> Consigne 1:
Reproduisez fidèlement le passage du texte sur le burn-out des journalistes, de "Il y a cependant" à "observe Eloïse Bajou.".
> Consigne 2:
Dans le texte sur le burn-out des journalistes, quel groupe de médias est cité en exemple parmi ceux qui se soucient davantage de leurs employés ?
> Consigne 3:
Prolongez le texte sur le burn-out des journalistes à partir de sa dernière phrase.

Obtenir la considération du problème
Eloïse Bajou témoigne de la gravité du problème: « Avec mon ancienne casquette de soignante, j’ai vu d’autres états d’angoisse, de pensées dépressives autour de quelques contextes, et j’ai constaté que d’autres problématiques psychiques pouvaient être associées. » Pour Jean-Marie Charon, le burn-out n’est cependant que peu ou pas du tout pris en compte dans les entreprises. Les deux chercheurs ont rencontré des hiérarchies et aussi des syndicats, des associations de journalistes. « On est beaucoup dans le déni. Nous leur avons demandé ce que leur inspiraient les éléments de notre enquête. Beaucoup ont répondu « c’est anecdotique« , ou « il n’y a pas beaucoup de cas« , ou encore « c’est pareil ailleurs« .

Il y a cependant des groupes de médias qui, par tradition ou vocation de départ, ont un souci accru de leurs employés : le Groupe Bayard Presse par exemple. Mais pour bien d’autres, le problème « n’est considéré que comme un arrêt maladie, qu’il vaut mieux déclarer comme un problème léger. Et beaucoup de cas passent sous le radar« , observe Eloïse Bajou.

A Gabriel Taiëb qui demande si les jeunes sont une catégorie davantage touchée, souvent après cinq ans d’école de journalisme et plusieurs années de piges et de CDD,  Jean-Marie Charon répond que cette situation peut en effet jouer. Il distingue deux tranches d’âge particulièrement menacées : les jeunes, avec la précarité et l’épuisement, et les 40 ans et plus, « qui souvent ne croient pas être concernés. Chez les 50 ans et plus, il y a aussi des gens assez « gradés« , rédacteurs en chef par exemple, mais qui ne peuvent plus assumer la transformation de leur entreprise. Et parfois, on les épuise pour qu’ils s’en aillent. »

> Extraits de données:
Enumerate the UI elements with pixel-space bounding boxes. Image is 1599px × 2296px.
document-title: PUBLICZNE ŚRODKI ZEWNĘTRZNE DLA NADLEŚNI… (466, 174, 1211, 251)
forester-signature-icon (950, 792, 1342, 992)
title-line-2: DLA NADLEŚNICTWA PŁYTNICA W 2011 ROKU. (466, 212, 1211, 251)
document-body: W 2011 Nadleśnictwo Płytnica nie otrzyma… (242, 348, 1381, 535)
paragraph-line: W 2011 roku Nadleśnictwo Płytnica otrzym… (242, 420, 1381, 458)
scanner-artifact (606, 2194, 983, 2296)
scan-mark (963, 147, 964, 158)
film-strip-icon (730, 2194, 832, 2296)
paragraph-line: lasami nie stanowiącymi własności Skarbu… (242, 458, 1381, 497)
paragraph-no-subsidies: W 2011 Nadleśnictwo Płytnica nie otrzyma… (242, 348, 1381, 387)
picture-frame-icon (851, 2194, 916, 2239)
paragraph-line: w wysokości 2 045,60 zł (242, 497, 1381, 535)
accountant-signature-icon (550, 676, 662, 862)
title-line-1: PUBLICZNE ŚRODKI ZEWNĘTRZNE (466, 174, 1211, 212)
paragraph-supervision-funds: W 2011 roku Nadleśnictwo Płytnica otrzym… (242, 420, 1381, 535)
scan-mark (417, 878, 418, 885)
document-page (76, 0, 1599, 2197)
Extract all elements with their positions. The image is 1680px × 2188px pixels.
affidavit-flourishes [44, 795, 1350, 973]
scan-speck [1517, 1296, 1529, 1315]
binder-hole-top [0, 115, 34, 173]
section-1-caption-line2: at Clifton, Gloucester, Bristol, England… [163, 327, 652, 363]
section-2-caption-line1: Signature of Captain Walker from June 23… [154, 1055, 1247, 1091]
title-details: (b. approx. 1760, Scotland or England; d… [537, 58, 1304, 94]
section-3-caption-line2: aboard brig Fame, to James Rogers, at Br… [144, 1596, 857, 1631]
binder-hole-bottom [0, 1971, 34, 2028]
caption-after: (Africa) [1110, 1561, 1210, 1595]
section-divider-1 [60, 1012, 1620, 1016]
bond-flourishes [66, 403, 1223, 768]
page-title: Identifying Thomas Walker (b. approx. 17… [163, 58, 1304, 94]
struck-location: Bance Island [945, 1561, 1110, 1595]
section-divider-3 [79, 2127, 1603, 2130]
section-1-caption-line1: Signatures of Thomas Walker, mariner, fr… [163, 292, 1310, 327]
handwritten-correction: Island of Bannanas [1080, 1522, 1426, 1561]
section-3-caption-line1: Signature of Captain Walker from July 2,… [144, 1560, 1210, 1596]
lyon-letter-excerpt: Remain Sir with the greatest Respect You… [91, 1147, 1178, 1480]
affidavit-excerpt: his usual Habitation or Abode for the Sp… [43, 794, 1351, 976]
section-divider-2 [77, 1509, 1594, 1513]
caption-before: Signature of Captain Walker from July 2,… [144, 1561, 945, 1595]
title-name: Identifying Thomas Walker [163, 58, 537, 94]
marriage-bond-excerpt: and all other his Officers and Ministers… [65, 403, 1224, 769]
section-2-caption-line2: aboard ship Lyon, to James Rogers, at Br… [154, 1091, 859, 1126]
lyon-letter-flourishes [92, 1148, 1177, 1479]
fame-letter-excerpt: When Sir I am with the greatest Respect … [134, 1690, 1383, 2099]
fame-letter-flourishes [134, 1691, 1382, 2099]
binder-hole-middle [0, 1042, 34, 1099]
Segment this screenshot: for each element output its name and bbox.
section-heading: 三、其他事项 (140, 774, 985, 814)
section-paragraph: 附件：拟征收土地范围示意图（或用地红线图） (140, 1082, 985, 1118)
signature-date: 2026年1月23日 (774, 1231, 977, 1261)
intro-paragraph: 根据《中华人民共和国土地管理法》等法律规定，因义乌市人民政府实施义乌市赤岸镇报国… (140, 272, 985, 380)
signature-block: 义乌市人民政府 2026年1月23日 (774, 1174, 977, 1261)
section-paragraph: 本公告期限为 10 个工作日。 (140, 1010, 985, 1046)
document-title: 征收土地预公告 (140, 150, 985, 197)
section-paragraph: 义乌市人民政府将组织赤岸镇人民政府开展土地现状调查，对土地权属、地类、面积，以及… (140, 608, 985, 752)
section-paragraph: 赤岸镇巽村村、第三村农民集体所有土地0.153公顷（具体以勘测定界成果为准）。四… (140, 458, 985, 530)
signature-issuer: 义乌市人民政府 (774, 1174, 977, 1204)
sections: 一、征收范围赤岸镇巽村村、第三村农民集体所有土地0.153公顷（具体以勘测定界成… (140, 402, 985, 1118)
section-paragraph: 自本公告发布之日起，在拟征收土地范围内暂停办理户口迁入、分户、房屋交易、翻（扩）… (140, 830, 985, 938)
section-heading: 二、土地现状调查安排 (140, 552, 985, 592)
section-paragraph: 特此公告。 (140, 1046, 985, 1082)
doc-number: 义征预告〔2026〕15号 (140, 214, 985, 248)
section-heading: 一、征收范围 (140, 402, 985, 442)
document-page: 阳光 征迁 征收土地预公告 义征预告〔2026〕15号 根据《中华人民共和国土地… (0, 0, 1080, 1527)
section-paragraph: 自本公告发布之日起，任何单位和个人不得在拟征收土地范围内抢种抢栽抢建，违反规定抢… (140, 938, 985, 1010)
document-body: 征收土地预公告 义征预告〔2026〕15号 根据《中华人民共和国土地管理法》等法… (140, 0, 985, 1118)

> Corrigé 1:
Il y a cependant des groupes de médias qui, par tradition ou vocation de départ, ont un souci accru de leurs employés : le Groupe Bayard Presse par exemple. Mais pour bien d’autres, le problème « n’est considéré que comme un arrêt maladie, qu’il vaut mieux déclarer comme un problème léger. Et beaucoup de cas passent sous le radar« , observe Eloïse Bajou.

> Corrigé 2:
Le Groupe Bayard Presse.

> Corrigé 3:
L’enquête révèle en outre que les médecins généralistes attachent une importance accrue aux problèmes de burn-out. « Mais les médecins du travail font peu de préconisations, note Eloïse Bajou, et la médecine hospitalière ne voit pas souvent ces patients-là. » Autre phénomène mis en cause dans les entretiens par mail, le harcèlement, professionnel ou sexuel, « mais les syndicats interrogés répondent que cela a toujours existé. Et il n’y a pas vraiment de sanction, car cela reste toujours extrêmement tabou de parler de la souffrance au travail, cela peut avoir des répercussions à long terme sur la carrière. Le milieu journalistique reste très marqué par la performance, l’image du grand reporter avec son gilet à poches. Et souvent la solution est de dire : quittez le journalisme« .
Mais alors, quelles sont les solutions ? La fin du débat tracera plusieurs pistes. La reconversion pure et simple ? Lorsqu’elle se produit, c’est principalement « vers l’enseignement, ou la communication, ou encore des métiers parallèles, comme le marketing. Mais beaucoup disent que si on leur propose  quelque chose de vraiment sympa, ils retournent au journalisme. » Les nouvelles formes d’activité, notamment celles imposées par le virus, comme le télétravail ? « Nous avons posé la question de l’incidence du virus à des journalistes, il y a eu deux sortes de réponses, dit Jean-Marie Charon. Les pigistes et CDD disent que s’il n’y a plus de boulot, ils partent. Et ceux à qui on a proposé du chômage partiel ont dit : plus de boulot, enfin tranquilles ! A noter aussi que confinement et télétravail ont aggravé le problème « métier assis » et on nous dit: ce n’est pas ce que je voulais. » Par ailleurs, certains journalistes ont été obligés d’adapter leur  secteur ou  spécialité, la pandémie supprimant ou augmentant le nombre des événements qu’ils traitaient: ainsi les sportifs, le domaine culturel, celui de la santé, etc…

Sans doute faut-il aussi que les rédactions se soucient davantage des risques de burn-out pour certaines activités et fonctions. Pour Eloïse Bajou, « il faudrait créer un environnement « déstigmatisant », comprendre ce qui a mené à certaines situations, garantir qu’il n’y aura pas de perte de revenus si la personne s’arrête… »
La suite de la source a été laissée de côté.